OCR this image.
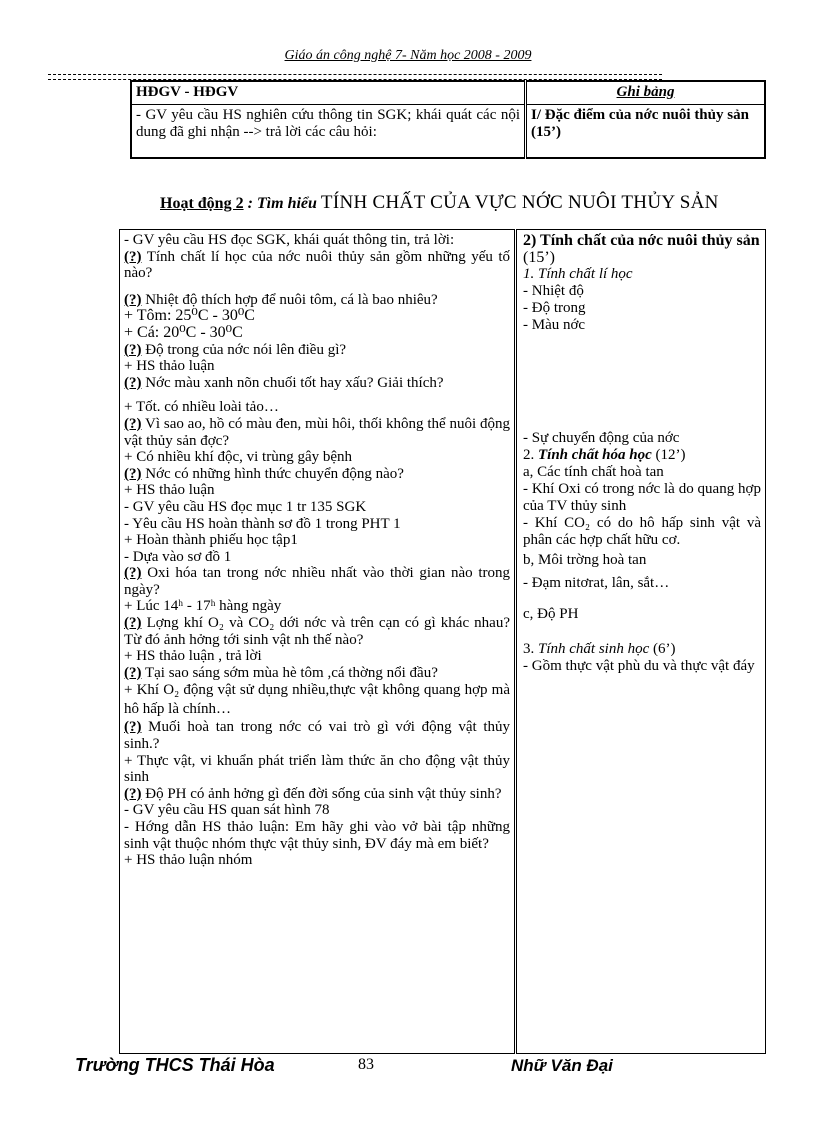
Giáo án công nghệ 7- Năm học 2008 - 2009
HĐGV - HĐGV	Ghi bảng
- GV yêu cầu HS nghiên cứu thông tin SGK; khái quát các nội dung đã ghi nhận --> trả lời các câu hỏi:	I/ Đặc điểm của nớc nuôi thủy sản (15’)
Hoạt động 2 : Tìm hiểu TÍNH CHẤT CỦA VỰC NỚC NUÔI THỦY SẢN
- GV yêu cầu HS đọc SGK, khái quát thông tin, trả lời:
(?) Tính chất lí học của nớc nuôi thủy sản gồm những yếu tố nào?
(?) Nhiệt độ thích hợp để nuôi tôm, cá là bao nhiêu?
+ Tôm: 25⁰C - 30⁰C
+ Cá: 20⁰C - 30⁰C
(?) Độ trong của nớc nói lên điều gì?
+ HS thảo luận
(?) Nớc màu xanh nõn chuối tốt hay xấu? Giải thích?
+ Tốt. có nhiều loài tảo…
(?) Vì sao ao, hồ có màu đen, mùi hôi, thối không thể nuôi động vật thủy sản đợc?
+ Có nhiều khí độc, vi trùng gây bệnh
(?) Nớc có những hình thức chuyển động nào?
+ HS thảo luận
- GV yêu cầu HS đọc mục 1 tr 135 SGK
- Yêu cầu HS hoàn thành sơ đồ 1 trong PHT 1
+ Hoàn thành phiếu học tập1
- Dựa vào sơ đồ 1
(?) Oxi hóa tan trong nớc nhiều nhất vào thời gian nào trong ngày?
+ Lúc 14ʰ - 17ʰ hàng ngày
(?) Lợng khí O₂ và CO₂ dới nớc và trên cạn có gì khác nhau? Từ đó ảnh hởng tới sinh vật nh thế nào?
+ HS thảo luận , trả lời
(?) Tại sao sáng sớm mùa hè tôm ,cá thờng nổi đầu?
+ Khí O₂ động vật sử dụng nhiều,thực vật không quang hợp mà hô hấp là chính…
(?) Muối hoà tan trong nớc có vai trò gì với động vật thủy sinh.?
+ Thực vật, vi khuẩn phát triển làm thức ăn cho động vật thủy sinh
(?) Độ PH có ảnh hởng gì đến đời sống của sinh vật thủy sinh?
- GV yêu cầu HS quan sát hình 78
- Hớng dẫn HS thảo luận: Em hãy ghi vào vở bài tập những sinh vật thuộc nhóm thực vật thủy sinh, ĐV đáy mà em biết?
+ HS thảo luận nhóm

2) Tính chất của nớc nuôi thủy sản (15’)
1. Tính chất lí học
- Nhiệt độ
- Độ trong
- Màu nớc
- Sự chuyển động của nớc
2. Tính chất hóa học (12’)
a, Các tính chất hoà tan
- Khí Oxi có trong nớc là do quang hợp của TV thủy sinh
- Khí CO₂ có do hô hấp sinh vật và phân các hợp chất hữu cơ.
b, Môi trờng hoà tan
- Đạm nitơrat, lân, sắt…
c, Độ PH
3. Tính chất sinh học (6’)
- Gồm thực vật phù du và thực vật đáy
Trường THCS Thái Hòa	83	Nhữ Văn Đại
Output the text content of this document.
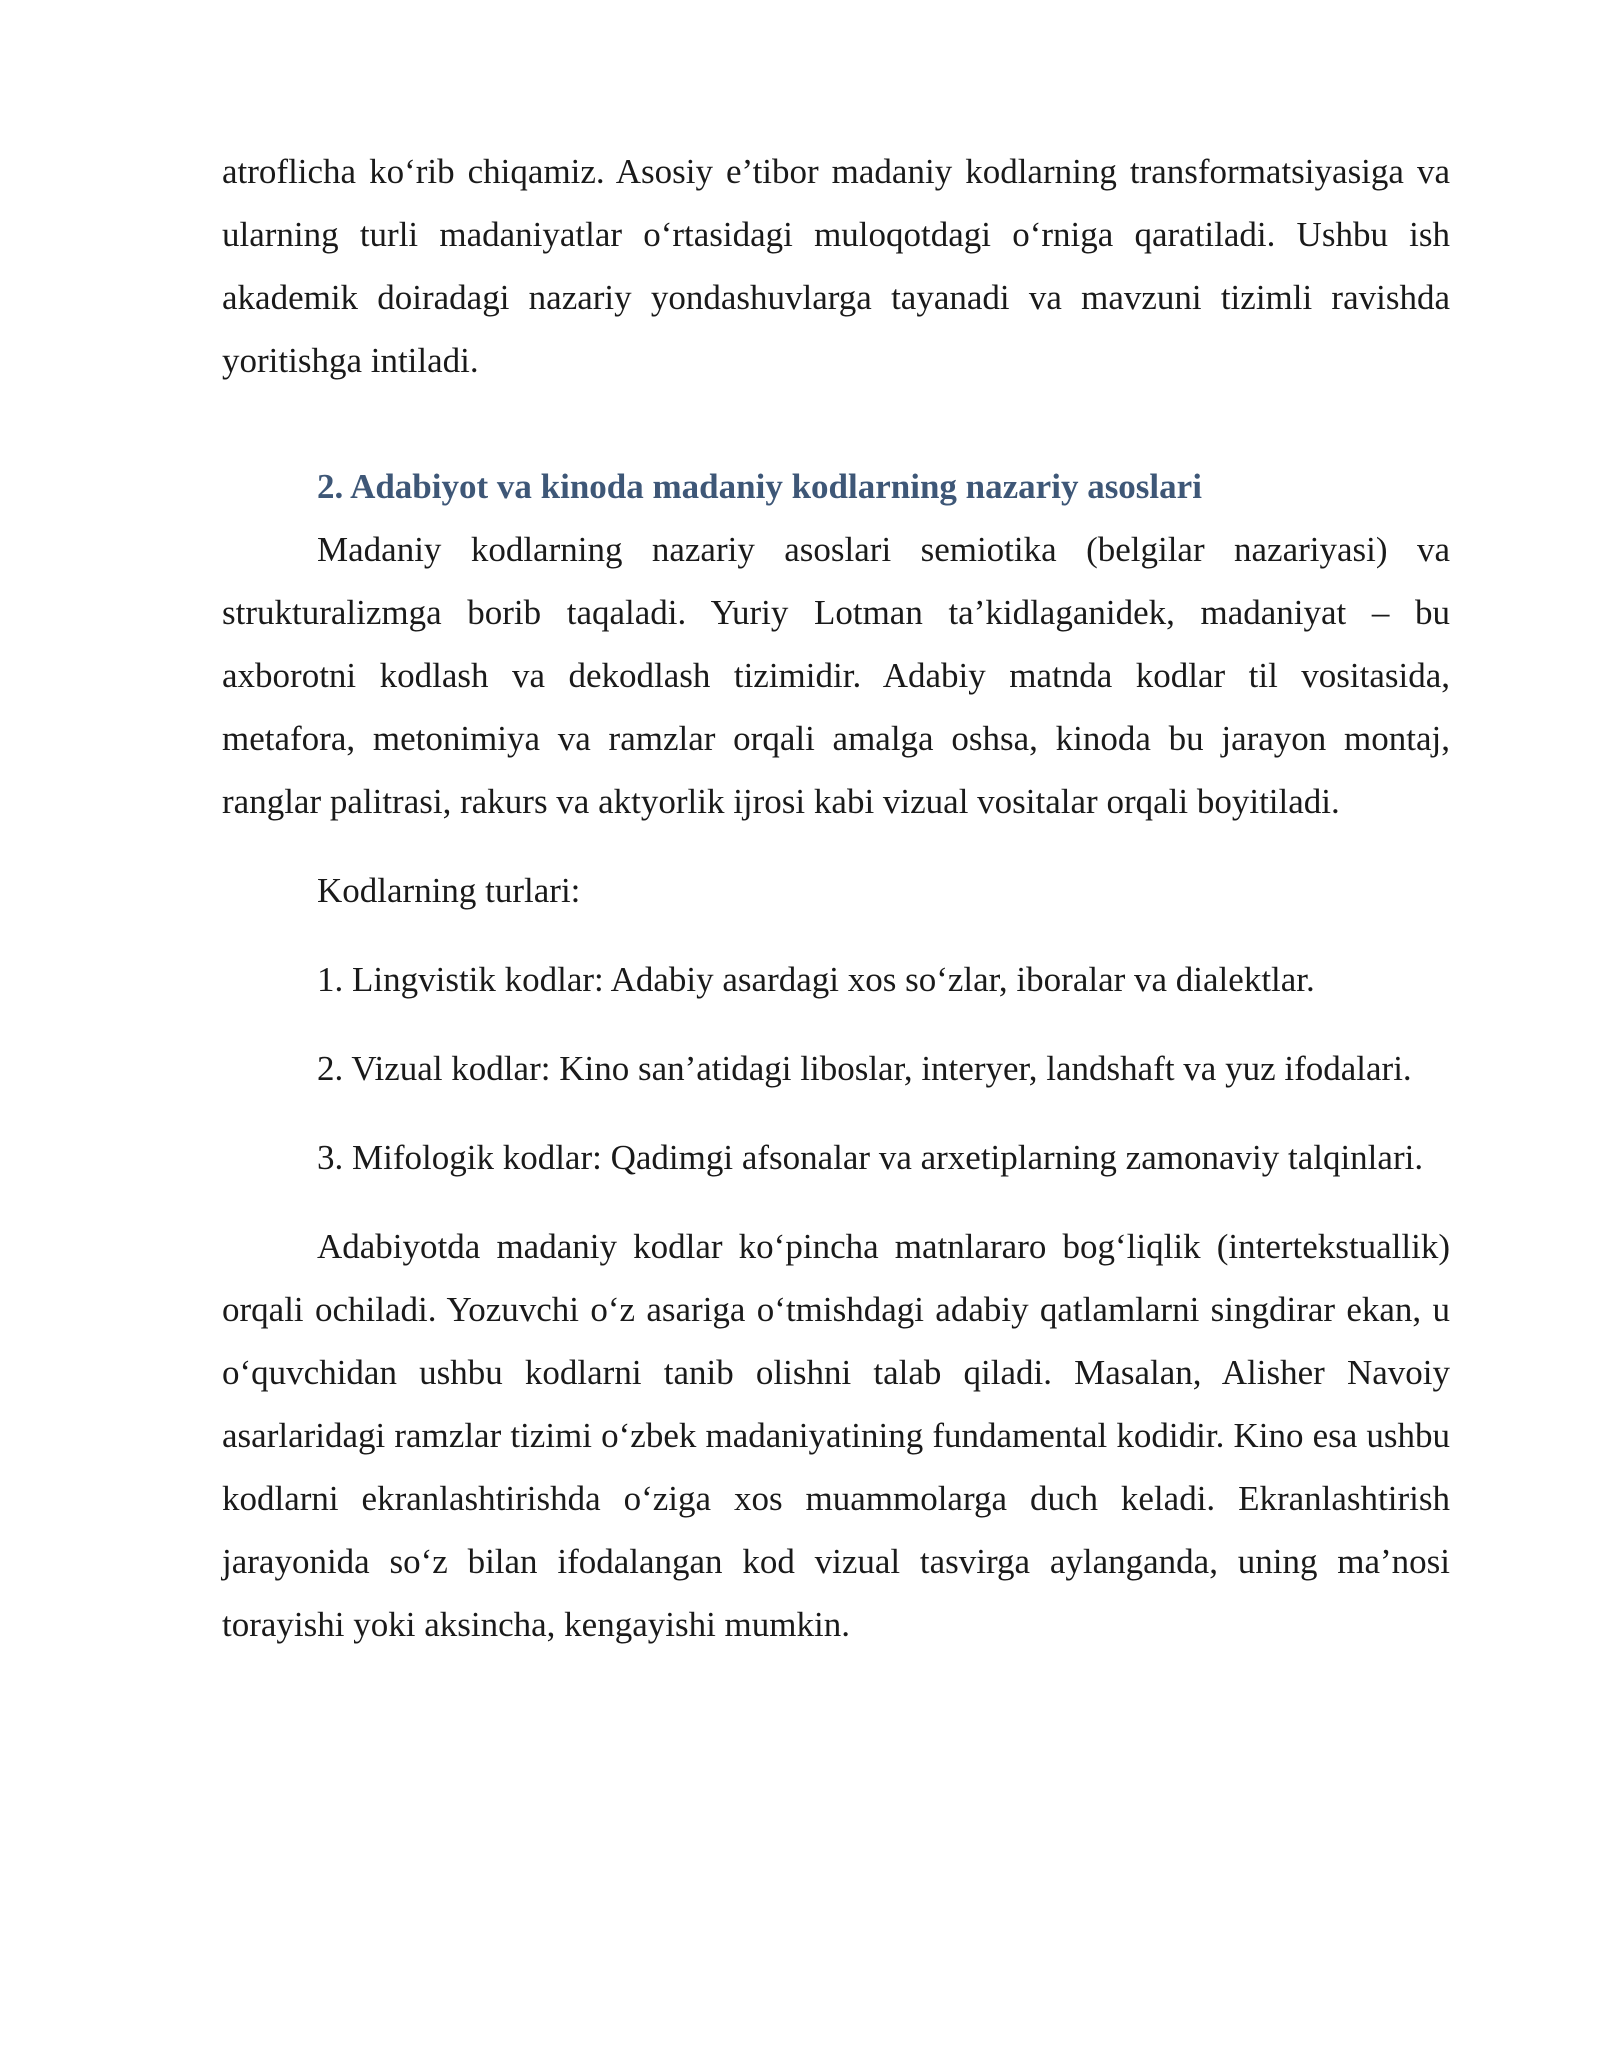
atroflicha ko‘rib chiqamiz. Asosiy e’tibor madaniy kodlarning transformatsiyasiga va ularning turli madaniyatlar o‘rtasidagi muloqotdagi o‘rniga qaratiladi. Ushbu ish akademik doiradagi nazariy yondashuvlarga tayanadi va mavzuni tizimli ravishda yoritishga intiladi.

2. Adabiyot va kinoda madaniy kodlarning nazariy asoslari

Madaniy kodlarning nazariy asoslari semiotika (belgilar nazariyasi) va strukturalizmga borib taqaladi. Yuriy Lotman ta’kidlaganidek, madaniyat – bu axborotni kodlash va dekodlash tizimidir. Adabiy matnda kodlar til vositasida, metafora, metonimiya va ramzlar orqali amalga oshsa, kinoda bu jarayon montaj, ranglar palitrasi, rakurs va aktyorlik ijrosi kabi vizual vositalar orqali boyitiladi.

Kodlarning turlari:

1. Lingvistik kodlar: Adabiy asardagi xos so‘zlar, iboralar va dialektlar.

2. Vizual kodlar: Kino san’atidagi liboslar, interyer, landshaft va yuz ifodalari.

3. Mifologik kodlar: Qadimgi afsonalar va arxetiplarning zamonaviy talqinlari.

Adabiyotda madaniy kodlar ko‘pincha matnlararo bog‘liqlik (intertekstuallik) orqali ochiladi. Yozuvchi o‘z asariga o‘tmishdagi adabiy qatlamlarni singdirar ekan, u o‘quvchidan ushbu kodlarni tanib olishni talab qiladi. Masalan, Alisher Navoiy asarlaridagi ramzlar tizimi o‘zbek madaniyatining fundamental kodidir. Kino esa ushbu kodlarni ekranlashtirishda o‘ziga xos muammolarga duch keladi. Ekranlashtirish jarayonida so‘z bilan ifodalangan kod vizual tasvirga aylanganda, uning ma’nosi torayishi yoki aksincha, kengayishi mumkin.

=======

_TO BE DONE_.
Pull out each line holding the string "thông".

_THE RESPONSE_.
- GV yêu cầu HS nghiên cứu thông tin SGK; khái quát các nội dung đã ghi nhận --> trả lời các câu hỏi:	I/ Đặc điểm của nớc nuôi thủy sản (15’)
- GV yêu cầu HS đọc SGK, khái quát thông tin, trả lời:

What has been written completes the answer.